» ARTICLE:
• • • • •
An absolutely brilliant collection of 26 essays that will alter and intensify one's understanding of the interplay between, and eventual collapse of, empires in the 19th and 20th centuries. Each of the 26 historians offer deep and compelling insights by focusing on regions of contention where the borders of identity are weakly defined and up for grabs. Each chapter runs about 20 pages and stands well on its own. Its well written and well worth taking the time to read.

Imagining the Other

Larry Wolfe and Gregor Thum (Ch 1,2) discuss the impressions of travelers as they passed through the seams, observing how prototypically Russian, Polish, German, Czeck, Jewish, Slav (etc) the natives are. In "Megalomania and Angst" Thum talks about the famous Teutonic castle at Marienburg, which , when ownership was resolved as Prussian, which was was restored in 1804 into a popular tourist site and nationalist symbol. Ironically, it's is now on the Polish side. Similarly in the Carpathian mountains on the borders shared by at various times by Czechoslovakia , Germany, Hungary , Poland and Romania and Slovakia, the locals Czechs responded to the question of nationalism by organizing field trips to Prague whereas local Germans responding by bringing tourists to the mountains - both groups offered hiking packages and including rests at ethnically tinged hotels and beer gardens. The Ukranian/Polish village of Kryvorivnia (Ch 7) became a Mecca to many writers and artists. As an example the local Hutsul people were idealized, in particular by Ukranian impresario and writer Hnat Khotkevych who created a traveling theatre troop to promote Hutsul culture.
• • • • •
» INFORMATION SUPPLIED:
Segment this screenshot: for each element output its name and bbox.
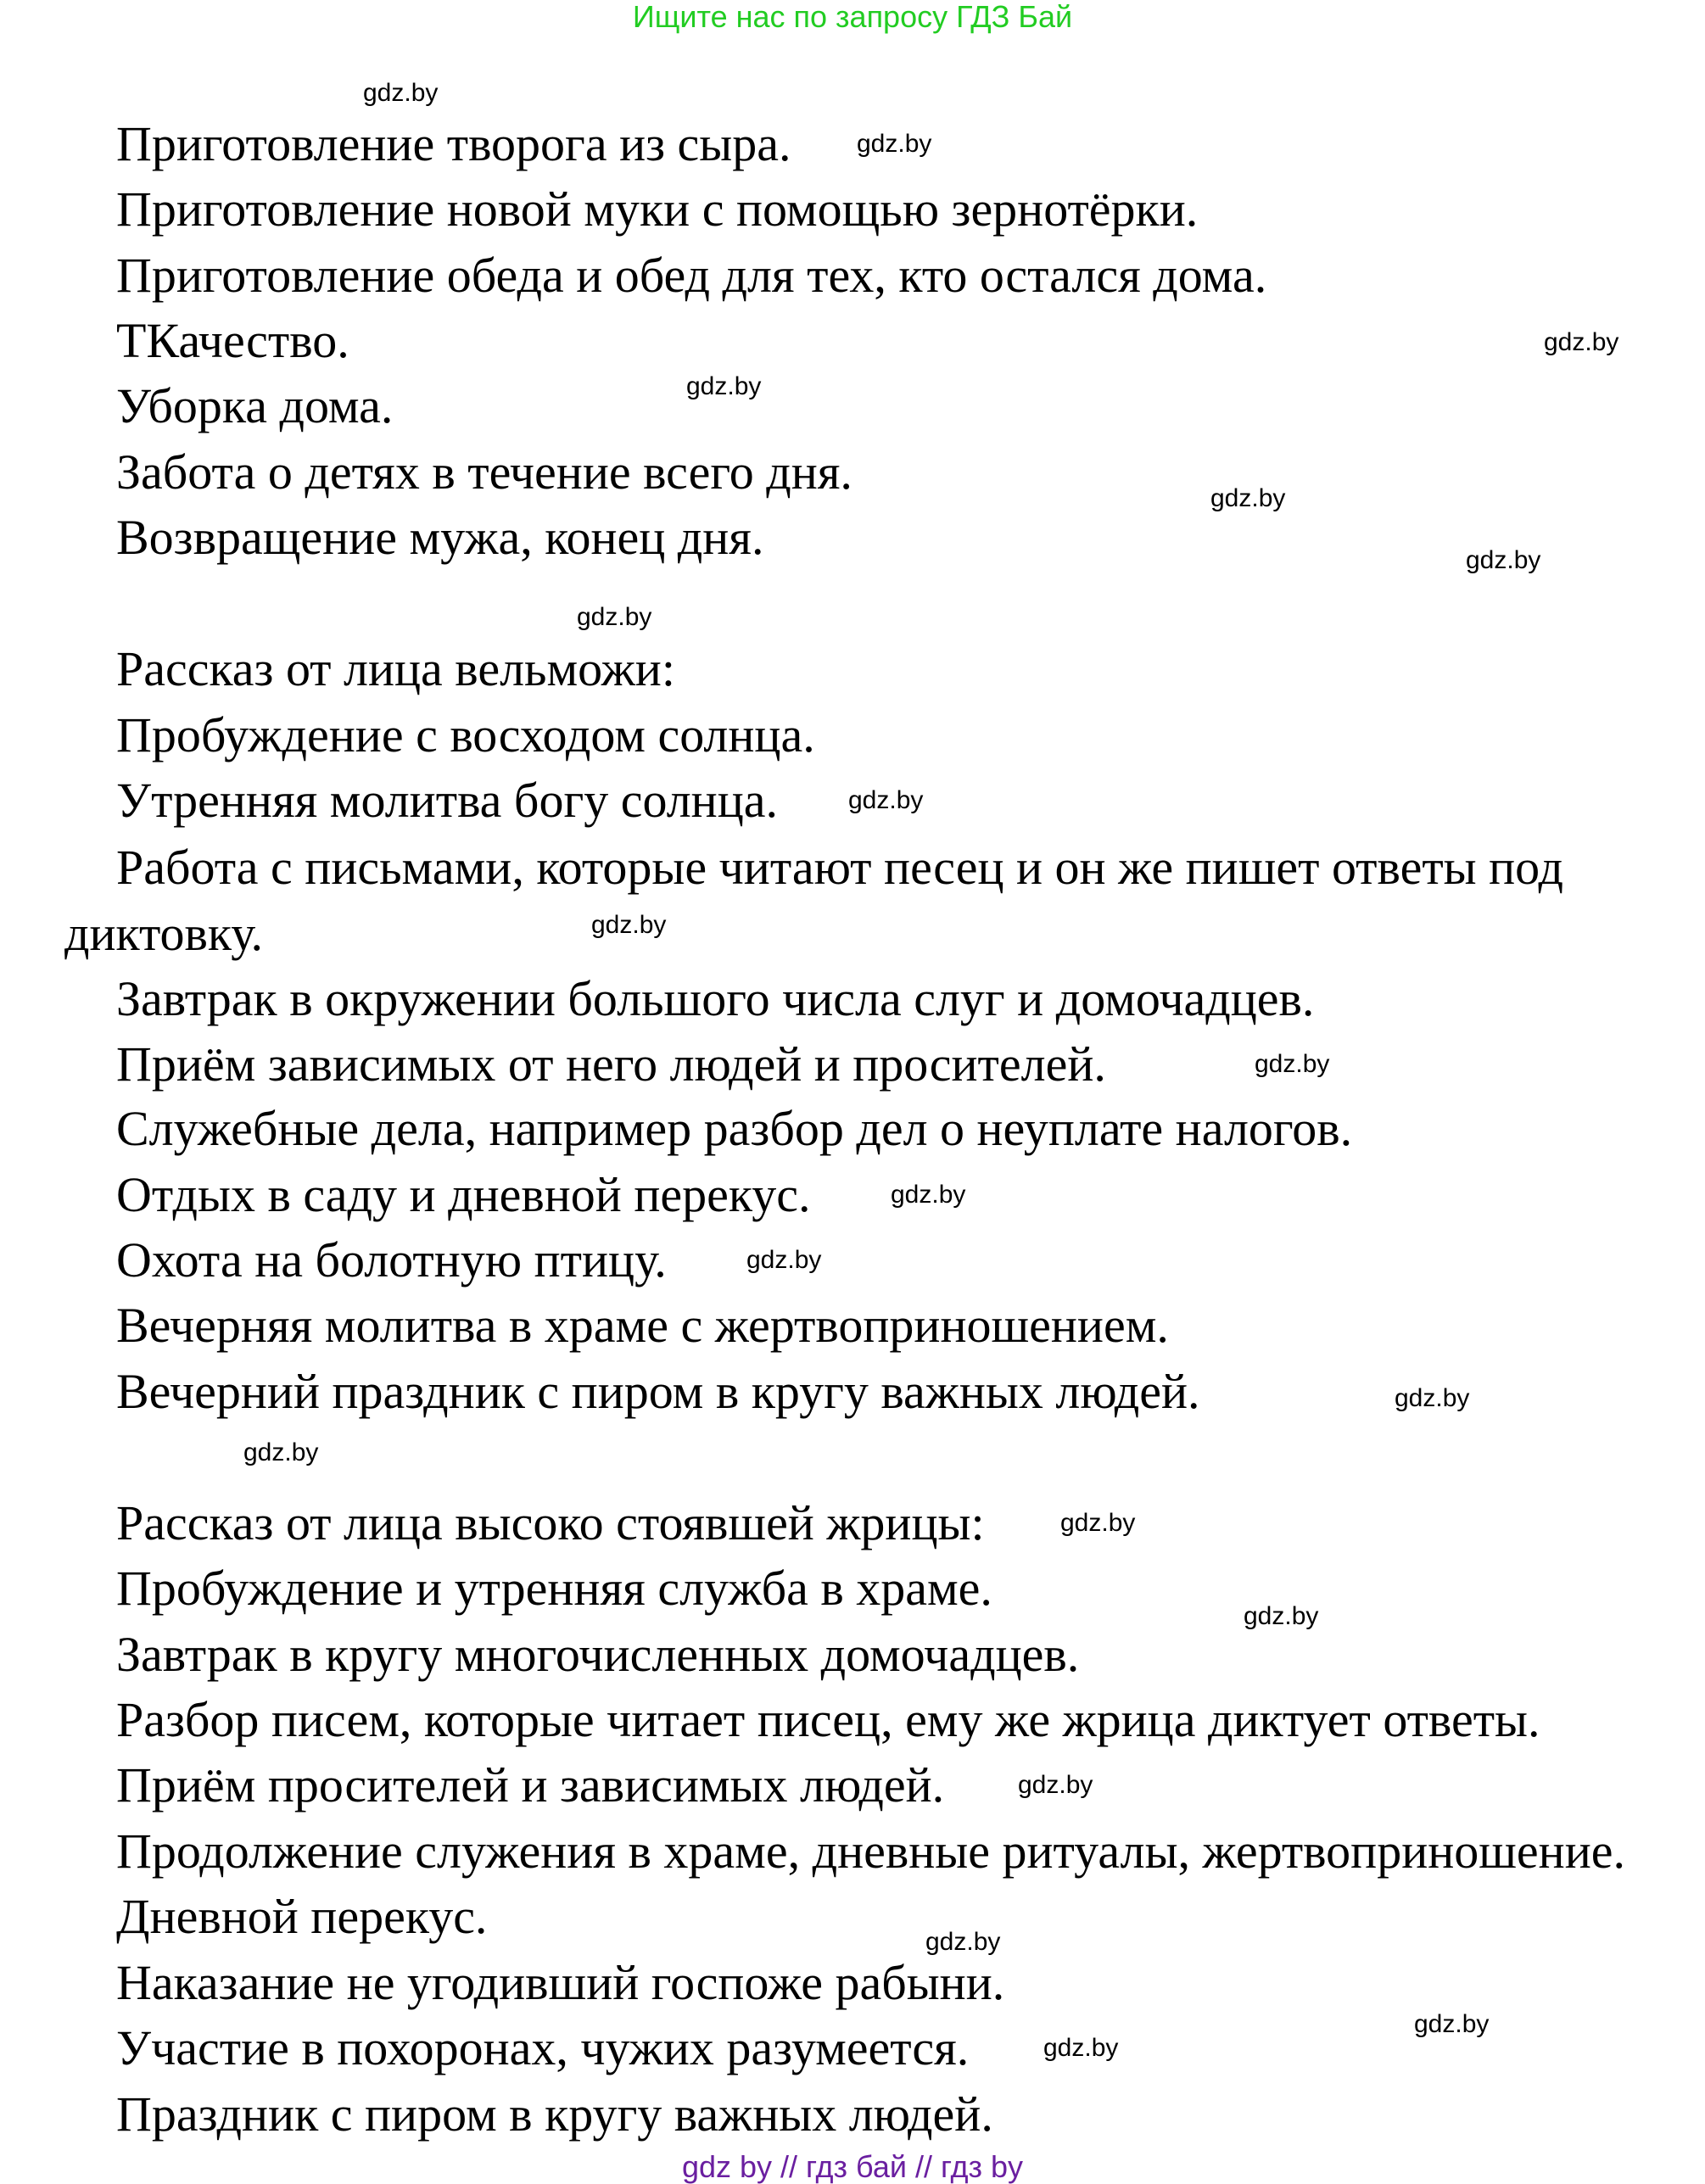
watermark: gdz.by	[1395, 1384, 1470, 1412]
• • • • •
» TASK INSTRUCTIONS:
• 1. Repeat the part of the book review that starts at "An absolutely brilliant" and ends at "time to read.".
• 2. Shorten the book review's paragraph beginning "An absolutely brilliant collection" while keeping its main facts.

» ANSWER SET:
• 1.
An absolutely brilliant collection of 26 essays that will alter and intensify one's understanding of the interplay between, and eventual collapse of, empires in the 19th and 20th centuries. Each of the 26 historians offer deep and compelling insights by focusing on regions of contention where the borders of identity are weakly defined and up for grabs. Each chapter runs about 20 pages and stands well on its own. Its well written and well worth taking the time to read.

• 2. This collection of 26 essays deepens understanding of how empires interacted and eventually collapsed in the 19th and 20th centuries. Each historian focuses on contested regions where the borders of identity are weakly defined. Each chapter is about 20 pages long and stands on its own. The book is well written and worth the time to read.